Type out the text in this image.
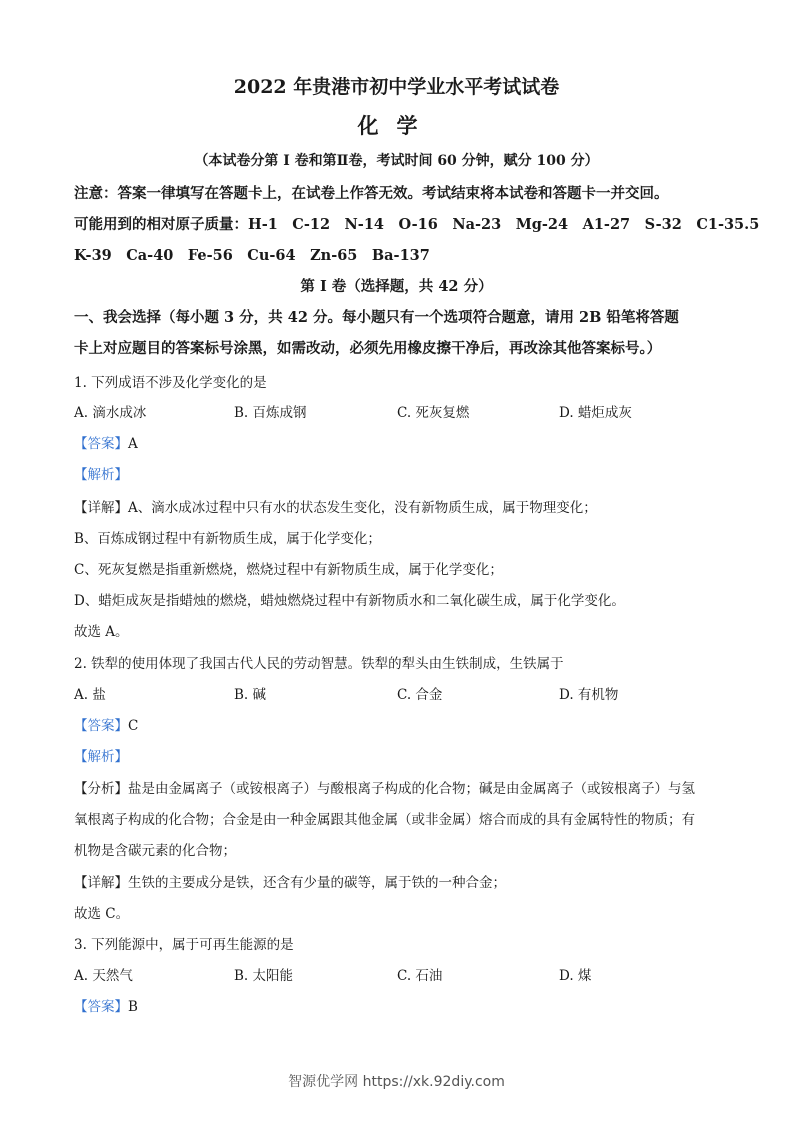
2022 年贵港市初中学业水平考试试卷
化学
（本试卷分第 I 卷和第Ⅱ卷，考试时间 60 分钟，赋分 100 分）
注意：答案一律填写在答题卡上，在试卷上作答无效。考试结束将本试卷和答题卡一并交回。
可能用到的相对原子质量：H-1　C-12　N-14　O-16　Na-23　Mg-24　A1-27　S-32　C1-35.5
K-39　Ca-40　Fe-56　Cu-64　Zn-65　Ba-137
第 I 卷（选择题，共 42 分）
一、我会选择（每小题 3 分，共 42 分。每小题只有一个选项符合题意，请用 2B 铅笔将答题
卡上对应题目的答案标号涂黑，如需改动，必须先用橡皮擦干净后，再改涂其他答案标号。）
1. 下列成语不涉及化学变化的是
A. 滴水成冰	B. 百炼成钢	C. 死灰复燃	D. 蜡炬成灰
【答案】A
【解析】
【详解】A、滴水成冰过程中只有水的状态发生变化，没有新物质生成，属于物理变化；
B、百炼成钢过程中有新物质生成，属于化学变化；
C、死灰复燃是指重新燃烧，燃烧过程中有新物质生成，属于化学变化；
D、蜡炬成灰是指蜡烛的燃烧，蜡烛燃烧过程中有新物质水和二氧化碳生成，属于化学变化。
故选 A。
2. 铁犁的使用体现了我国古代人民的劳动智慧。铁犁的犁头由生铁制成，生铁属于
A. 盐	B. 碱	C. 合金	D. 有机物
【答案】C
【解析】
【分析】盐是由金属离子（或铵根离子）与酸根离子构成的化合物；碱是由金属离子（或铵根离子）与氢
氧根离子构成的化合物；合金是由一种金属跟其他金属（或非金属）熔合而成的具有金属特性的物质；有
机物是含碳元素的化合物；
【详解】生铁的主要成分是铁，还含有少量的碳等，属于铁的一种合金；
故选 C。
3. 下列能源中，属于可再生能源的是
A. 天然气	B. 太阳能	C. 石油	D. 煤
【答案】B
智源优学网 https://xk.92diy.com
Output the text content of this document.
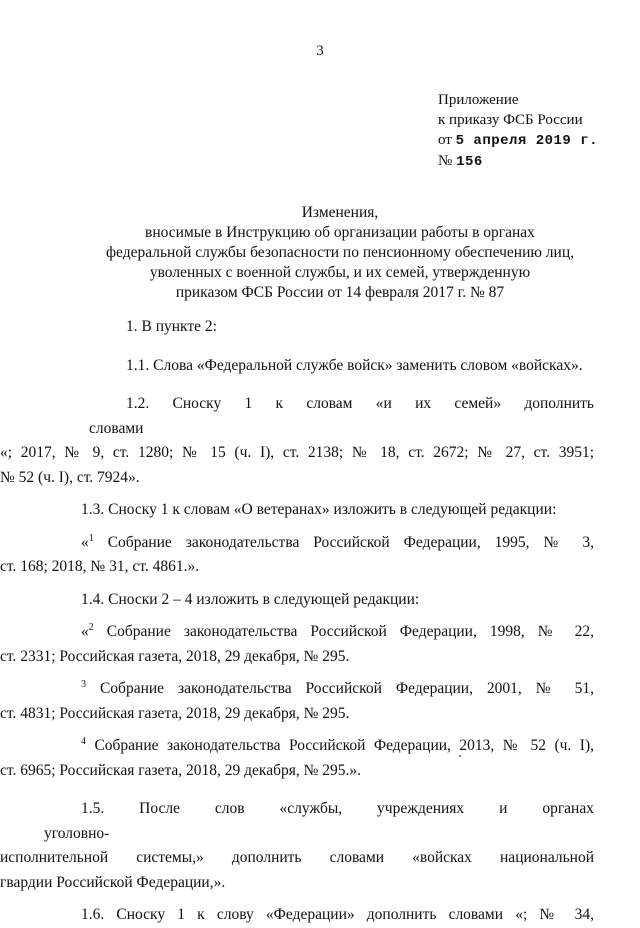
3
Приложение
к приказу ФСБ России
от 5 апреля 2019 г.
№ 156
Изменения,
вносимые в Инструкцию об организации работы в органах
федеральной службы безопасности по пенсионному обеспечению лиц,
уволенных с военной службы, и их семей, утвержденную
приказом ФСБ России от 14 февраля 2017 г. № 87

1. В пункте 2:

1.1. Слова «Федеральной службе войск» заменить словом «войсках».

1.2. Сноску 1 к словам «и их семей» дополнить словами

«; 2017, № 9, ст. 1280; № 15 (ч. I), ст. 2138; № 18, ст. 2672; № 27, ст. 3951;

№ 52 (ч. I), ст. 7924».

1.3. Сноску 1 к словам «О ветеранах» изложить в следующей редакции:

«$^1$ Собрание законодательства Российской Федерации, 1995, № 3,

ст. 168; 2018, № 31, ст. 4861.».

1.4. Сноски 2 – 4 изложить в следующей редакции:

«$^2$ Собрание законодательства Российской Федерации, 1998, № 22,

ст. 2331; Российская газета, 2018, 29 декабря, № 295.

$^3$ Собрание законодательства Российской Федерации, 2001, № 51,

ст. 4831; Российская газета, 2018, 29 декабря, № 295.

$^4$ Собрание законодательства Российской Федерации, 2013, № 52 (ч. I),

ст. 6965; Российская газета, 2018, 29 декабря, № 295.».

1.5. После слов «службы, учреждениях и органах уголовно-

исполнительной системы,» дополнить словами «войсках национальной

гвардии Российской Федерации,».

1.6. Сноску 1 к слову «Федерации» дополнить словами «; № 34,
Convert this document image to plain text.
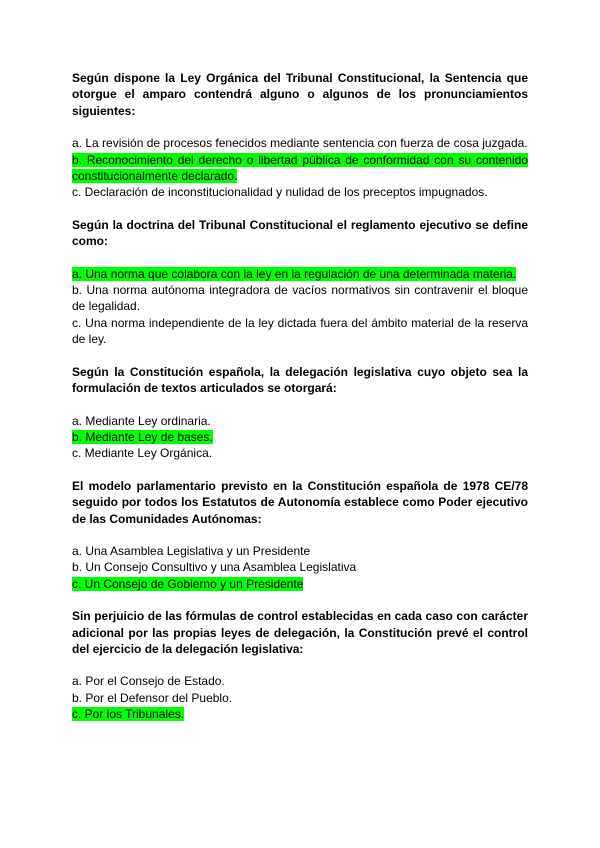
Según dispone la Ley Orgánica del Tribunal Constitucional, la Sentencia que otorgue el amparo contendrá alguno o algunos de los pronunciamientos siguientes:

a. La revisión de procesos fenecidos mediante sentencia con fuerza de cosa juzgada.

b. Reconocimiento del derecho o libertad pública de conformidad con su contenido constitucionalmente declarado.

c. Declaración de inconstitucionalidad y nulidad de los preceptos impugnados.

Según la doctrina del Tribunal Constitucional el reglamento ejecutivo se define como:

a. Una norma que colabora con la ley en la regulación de una determinada materia.

b. Una norma autónoma integradora de vacíos normativos sin contravenir el bloque de legalidad.

c. Una norma independiente de la ley dictada fuera del ámbito material de la reserva de ley.

Según la Constitución española, la delegación legislativa cuyo objeto sea la formulación de textos articulados se otorgará:

a. Mediante Ley ordinaria.

b. Mediante Ley de bases.

c. Mediante Ley Orgánica.

El modelo parlamentario previsto en la Constitución española de 1978 CE/78 seguido por todos los Estatutos de Autonomía establece como Poder ejecutivo de las Comunidades Autónomas:

a. Una Asamblea Legislativa y un Presidente

b. Un Consejo Consultivo y una Asamblea Legislativa

c. Un Consejo de Gobierno y un Presidente

Sin perjuicio de las fórmulas de control establecidas en cada caso con carácter adicional por las propias leyes de delegación, la Constitución prevé el control del ejercicio de la delegación legislativa:

a. Por el Consejo de Estado.

b. Por el Defensor del Pueblo.

c. Por los Tribunales.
◇ ◇ ◇ ◇ ◇
▶ [Task prompt]: Transcribe the records above exactly, leaving out every picture.

▶ [Finished task]:
Type out the text in this image.
2022 年贵港市初中学业水平考试试卷
化学
（本试卷分第 I 卷和第Ⅱ卷，考试时间 60 分钟，赋分 100 分）
注意：答案一律填写在答题卡上，在试卷上作答无效。考试结束将本试卷和答题卡一并交回。
可能用到的相对原子质量：H-1　C-12　N-14　O-16　Na-23　Mg-24　A1-27　S-32　C1-35.5
K-39　Ca-40　Fe-56　Cu-64　Zn-65　Ba-137
第 I 卷（选择题，共 42 分）
一、我会选择（每小题 3 分，共 42 分。每小题只有一个选项符合题意，请用 2B 铅笔将答题
卡上对应题目的答案标号涂黑，如需改动，必须先用橡皮擦干净后，再改涂其他答案标号。）
1. 下列成语不涉及化学变化的是
A. 滴水成冰	B. 百炼成钢	C. 死灰复燃	D. 蜡炬成灰
【答案】A
【解析】
【详解】A、滴水成冰过程中只有水的状态发生变化，没有新物质生成，属于物理变化；
B、百炼成钢过程中有新物质生成，属于化学变化；
C、死灰复燃是指重新燃烧，燃烧过程中有新物质生成，属于化学变化；
D、蜡炬成灰是指蜡烛的燃烧，蜡烛燃烧过程中有新物质水和二氧化碳生成，属于化学变化。
故选 A。
2. 铁犁的使用体现了我国古代人民的劳动智慧。铁犁的犁头由生铁制成，生铁属于
A. 盐	B. 碱	C. 合金	D. 有机物
【答案】C
【解析】
【分析】盐是由金属离子（或铵根离子）与酸根离子构成的化合物；碱是由金属离子（或铵根离子）与氢
氧根离子构成的化合物；合金是由一种金属跟其他金属（或非金属）熔合而成的具有金属特性的物质；有
机物是含碳元素的化合物；
【详解】生铁的主要成分是铁，还含有少量的碳等，属于铁的一种合金；
故选 C。
3. 下列能源中，属于可再生能源的是
A. 天然气	B. 太阳能	C. 石油	D. 煤
【答案】B
智源优学网 https://xk.92diy.com
Output the text content of this document.
3
Приложение
к приказу ФСБ России
от 5 апреля 2019 г.
№ 156
Изменения,
вносимые в Инструкцию об организации работы в органах
федеральной службы безопасности по пенсионному обеспечению лиц,
уволенных с военной службы, и их семей, утвержденную
приказом ФСБ России от 14 февраля 2017 г. № 87

1. В пункте 2:

1.1. Слова «Федеральной службе войск» заменить словом «войсках».

1.2. Сноску 1 к словам «и их семей» дополнить словами

«; 2017, № 9, ст. 1280; № 15 (ч. I), ст. 2138; № 18, ст. 2672; № 27, ст. 3951;

№ 52 (ч. I), ст. 7924».

1.3. Сноску 1 к словам «О ветеранах» изложить в следующей редакции:

«$^1$ Собрание законодательства Российской Федерации, 1995, № 3,

ст. 168; 2018, № 31, ст. 4861.».

1.4. Сноски 2 – 4 изложить в следующей редакции:

«$^2$ Собрание законодательства Российской Федерации, 1998, № 22,

ст. 2331; Российская газета, 2018, 29 декабря, № 295.

$^3$ Собрание законодательства Российской Федерации, 2001, № 51,

ст. 4831; Российская газета, 2018, 29 декабря, № 295.

$^4$ Собрание законодательства Российской Федерации, 2013, № 52 (ч. I),

ст. 6965; Российская газета, 2018, 29 декабря, № 295.».

1.5. После слов «службы, учреждениях и органах уголовно-

исполнительной системы,» дополнить словами «войсках национальной

гвардии Российской Федерации,».

1.6. Сноску 1 к слову «Федерации» дополнить словами «; № 34,
Convert this document image to plain text.
Según dispone la Ley Orgánica del Tribunal Constitucional, la Sentencia que otorgue el amparo contendrá alguno o algunos de los pronunciamientos siguientes:

a. La revisión de procesos fenecidos mediante sentencia con fuerza de cosa juzgada.

b. Reconocimiento del derecho o libertad pública de conformidad con su contenido constitucionalmente declarado.

c. Declaración de inconstitucionalidad y nulidad de los preceptos impugnados.

Según la doctrina del Tribunal Constitucional el reglamento ejecutivo se define como:

a. Una norma que colabora con la ley en la regulación de una determinada materia.

b. Una norma autónoma integradora de vacíos normativos sin contravenir el bloque de legalidad.

c. Una norma independiente de la ley dictada fuera del ámbito material de la reserva de ley.

Según la Constitución española, la delegación legislativa cuyo objeto sea la formulación de textos articulados se otorgará:

a. Mediante Ley ordinaria.

b. Mediante Ley de bases.

c. Mediante Ley Orgánica.

El modelo parlamentario previsto en la Constitución española de 1978 CE/78 seguido por todos los Estatutos de Autonomía establece como Poder ejecutivo de las Comunidades Autónomas:

a. Una Asamblea Legislativa y un Presidente

b. Un Consejo Consultivo y una Asamblea Legislativa

c. Un Consejo de Gobierno y un Presidente

Sin perjuicio de las fórmulas de control establecidas en cada caso con carácter adicional por las propias leyes de delegación, la Constitución prevé el control del ejercicio de la delegación legislativa:

a. Por el Consejo de Estado.

b. Por el Defensor del Pueblo.

c. Por los Tribunales.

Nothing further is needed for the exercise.